Given problem. Look for the string "Treasury" in the lines and copy each line that has it.

--------------------------------------------------

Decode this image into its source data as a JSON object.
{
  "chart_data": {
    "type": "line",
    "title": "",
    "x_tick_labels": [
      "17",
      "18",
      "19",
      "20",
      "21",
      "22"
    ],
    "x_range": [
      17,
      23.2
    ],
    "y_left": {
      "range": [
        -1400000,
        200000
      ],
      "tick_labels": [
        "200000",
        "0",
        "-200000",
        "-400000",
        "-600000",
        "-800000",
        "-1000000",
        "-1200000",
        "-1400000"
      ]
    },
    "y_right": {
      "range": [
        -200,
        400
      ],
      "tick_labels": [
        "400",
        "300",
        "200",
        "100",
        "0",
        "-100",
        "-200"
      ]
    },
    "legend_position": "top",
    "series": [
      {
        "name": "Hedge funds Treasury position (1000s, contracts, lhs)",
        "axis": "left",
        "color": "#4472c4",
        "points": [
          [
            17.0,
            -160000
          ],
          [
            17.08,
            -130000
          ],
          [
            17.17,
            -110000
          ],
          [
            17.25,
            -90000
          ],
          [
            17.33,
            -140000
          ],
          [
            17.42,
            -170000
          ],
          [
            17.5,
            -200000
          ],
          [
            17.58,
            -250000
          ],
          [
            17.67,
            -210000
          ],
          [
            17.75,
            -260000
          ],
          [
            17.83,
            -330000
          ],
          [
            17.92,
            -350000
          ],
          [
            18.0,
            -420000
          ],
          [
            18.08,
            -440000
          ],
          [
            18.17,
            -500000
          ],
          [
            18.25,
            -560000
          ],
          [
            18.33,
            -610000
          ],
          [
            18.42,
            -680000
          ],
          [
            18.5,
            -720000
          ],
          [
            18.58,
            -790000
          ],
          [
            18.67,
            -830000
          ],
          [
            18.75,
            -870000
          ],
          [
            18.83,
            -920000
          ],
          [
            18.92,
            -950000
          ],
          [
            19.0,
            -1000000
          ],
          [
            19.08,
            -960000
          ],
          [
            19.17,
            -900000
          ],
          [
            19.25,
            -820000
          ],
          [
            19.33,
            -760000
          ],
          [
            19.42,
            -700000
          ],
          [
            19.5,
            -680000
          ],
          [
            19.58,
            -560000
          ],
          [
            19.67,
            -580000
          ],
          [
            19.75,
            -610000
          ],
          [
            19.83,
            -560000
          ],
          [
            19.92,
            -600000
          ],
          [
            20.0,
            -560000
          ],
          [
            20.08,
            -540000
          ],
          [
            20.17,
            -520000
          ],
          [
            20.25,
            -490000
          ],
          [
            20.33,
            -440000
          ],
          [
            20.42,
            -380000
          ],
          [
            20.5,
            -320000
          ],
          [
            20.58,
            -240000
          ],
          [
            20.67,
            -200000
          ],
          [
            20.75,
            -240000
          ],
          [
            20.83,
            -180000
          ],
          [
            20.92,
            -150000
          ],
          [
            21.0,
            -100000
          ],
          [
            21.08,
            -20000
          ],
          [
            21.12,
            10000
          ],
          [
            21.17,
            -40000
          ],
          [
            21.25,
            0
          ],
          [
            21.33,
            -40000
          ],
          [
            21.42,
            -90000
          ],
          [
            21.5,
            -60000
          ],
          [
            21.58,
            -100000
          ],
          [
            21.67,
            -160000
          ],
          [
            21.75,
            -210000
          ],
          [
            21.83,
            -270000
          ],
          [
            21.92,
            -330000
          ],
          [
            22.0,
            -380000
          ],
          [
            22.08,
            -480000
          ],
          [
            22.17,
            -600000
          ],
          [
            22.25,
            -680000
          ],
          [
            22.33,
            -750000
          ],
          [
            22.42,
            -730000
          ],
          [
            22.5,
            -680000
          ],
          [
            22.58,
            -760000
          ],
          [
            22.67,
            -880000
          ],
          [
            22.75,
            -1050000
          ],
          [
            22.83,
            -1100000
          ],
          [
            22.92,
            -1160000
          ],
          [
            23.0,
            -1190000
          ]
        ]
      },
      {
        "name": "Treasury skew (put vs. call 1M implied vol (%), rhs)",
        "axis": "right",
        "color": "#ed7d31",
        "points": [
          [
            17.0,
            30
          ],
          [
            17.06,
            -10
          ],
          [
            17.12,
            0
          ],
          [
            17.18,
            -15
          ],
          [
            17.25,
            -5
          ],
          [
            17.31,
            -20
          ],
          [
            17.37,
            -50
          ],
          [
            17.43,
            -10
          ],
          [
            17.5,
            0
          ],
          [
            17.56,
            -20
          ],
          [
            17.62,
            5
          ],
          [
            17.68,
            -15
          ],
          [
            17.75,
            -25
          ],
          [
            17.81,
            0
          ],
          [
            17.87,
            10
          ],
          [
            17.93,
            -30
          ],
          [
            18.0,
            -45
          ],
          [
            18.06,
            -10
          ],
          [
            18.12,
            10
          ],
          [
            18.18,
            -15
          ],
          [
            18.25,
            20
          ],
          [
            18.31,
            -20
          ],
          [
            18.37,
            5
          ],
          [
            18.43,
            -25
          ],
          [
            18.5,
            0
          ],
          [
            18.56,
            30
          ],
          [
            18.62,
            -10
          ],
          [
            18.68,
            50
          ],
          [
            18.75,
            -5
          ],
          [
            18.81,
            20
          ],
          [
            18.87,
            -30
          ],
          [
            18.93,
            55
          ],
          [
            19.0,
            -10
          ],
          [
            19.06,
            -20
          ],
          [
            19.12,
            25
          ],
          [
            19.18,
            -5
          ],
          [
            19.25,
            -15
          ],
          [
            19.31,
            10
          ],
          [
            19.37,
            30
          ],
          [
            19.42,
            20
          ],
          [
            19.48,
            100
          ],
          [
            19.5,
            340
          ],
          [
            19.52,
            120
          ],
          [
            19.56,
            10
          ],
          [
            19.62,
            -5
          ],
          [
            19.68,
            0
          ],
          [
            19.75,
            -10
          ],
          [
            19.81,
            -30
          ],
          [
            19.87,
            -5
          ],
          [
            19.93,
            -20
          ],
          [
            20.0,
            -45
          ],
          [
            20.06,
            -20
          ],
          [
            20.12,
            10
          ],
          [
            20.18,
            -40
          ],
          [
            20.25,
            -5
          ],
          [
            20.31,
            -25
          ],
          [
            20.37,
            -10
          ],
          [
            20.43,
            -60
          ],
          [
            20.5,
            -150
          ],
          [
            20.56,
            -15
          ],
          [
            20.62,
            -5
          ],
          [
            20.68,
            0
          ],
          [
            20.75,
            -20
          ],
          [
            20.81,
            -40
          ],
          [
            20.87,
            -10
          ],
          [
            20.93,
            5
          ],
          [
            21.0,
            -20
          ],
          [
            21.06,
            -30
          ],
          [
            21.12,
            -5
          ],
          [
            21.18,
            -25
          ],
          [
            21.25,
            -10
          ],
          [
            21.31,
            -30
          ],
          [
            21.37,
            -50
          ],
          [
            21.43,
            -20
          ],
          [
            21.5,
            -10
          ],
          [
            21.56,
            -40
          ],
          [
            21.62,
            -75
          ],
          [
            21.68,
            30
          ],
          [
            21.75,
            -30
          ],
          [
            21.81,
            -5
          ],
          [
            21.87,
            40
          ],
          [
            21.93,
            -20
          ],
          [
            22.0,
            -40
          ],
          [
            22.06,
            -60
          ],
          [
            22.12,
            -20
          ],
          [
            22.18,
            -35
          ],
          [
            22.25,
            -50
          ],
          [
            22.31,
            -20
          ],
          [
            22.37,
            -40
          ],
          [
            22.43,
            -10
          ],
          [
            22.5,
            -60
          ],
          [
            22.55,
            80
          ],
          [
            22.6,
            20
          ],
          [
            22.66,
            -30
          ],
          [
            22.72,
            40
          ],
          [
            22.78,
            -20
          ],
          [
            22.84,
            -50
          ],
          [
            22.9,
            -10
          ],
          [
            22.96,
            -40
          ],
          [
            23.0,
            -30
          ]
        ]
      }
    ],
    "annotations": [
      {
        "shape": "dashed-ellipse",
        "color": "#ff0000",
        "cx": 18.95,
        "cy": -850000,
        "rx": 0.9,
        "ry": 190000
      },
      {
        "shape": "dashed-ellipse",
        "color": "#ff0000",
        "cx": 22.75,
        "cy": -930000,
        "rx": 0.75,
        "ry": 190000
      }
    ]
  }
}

--------------------------------------------------

Complete response.
        "name": "Hedge funds Treasury position (1000s, contracts, lhs)",
        "name": "Treasury skew (put vs. call 1M implied vol (%), rhs)",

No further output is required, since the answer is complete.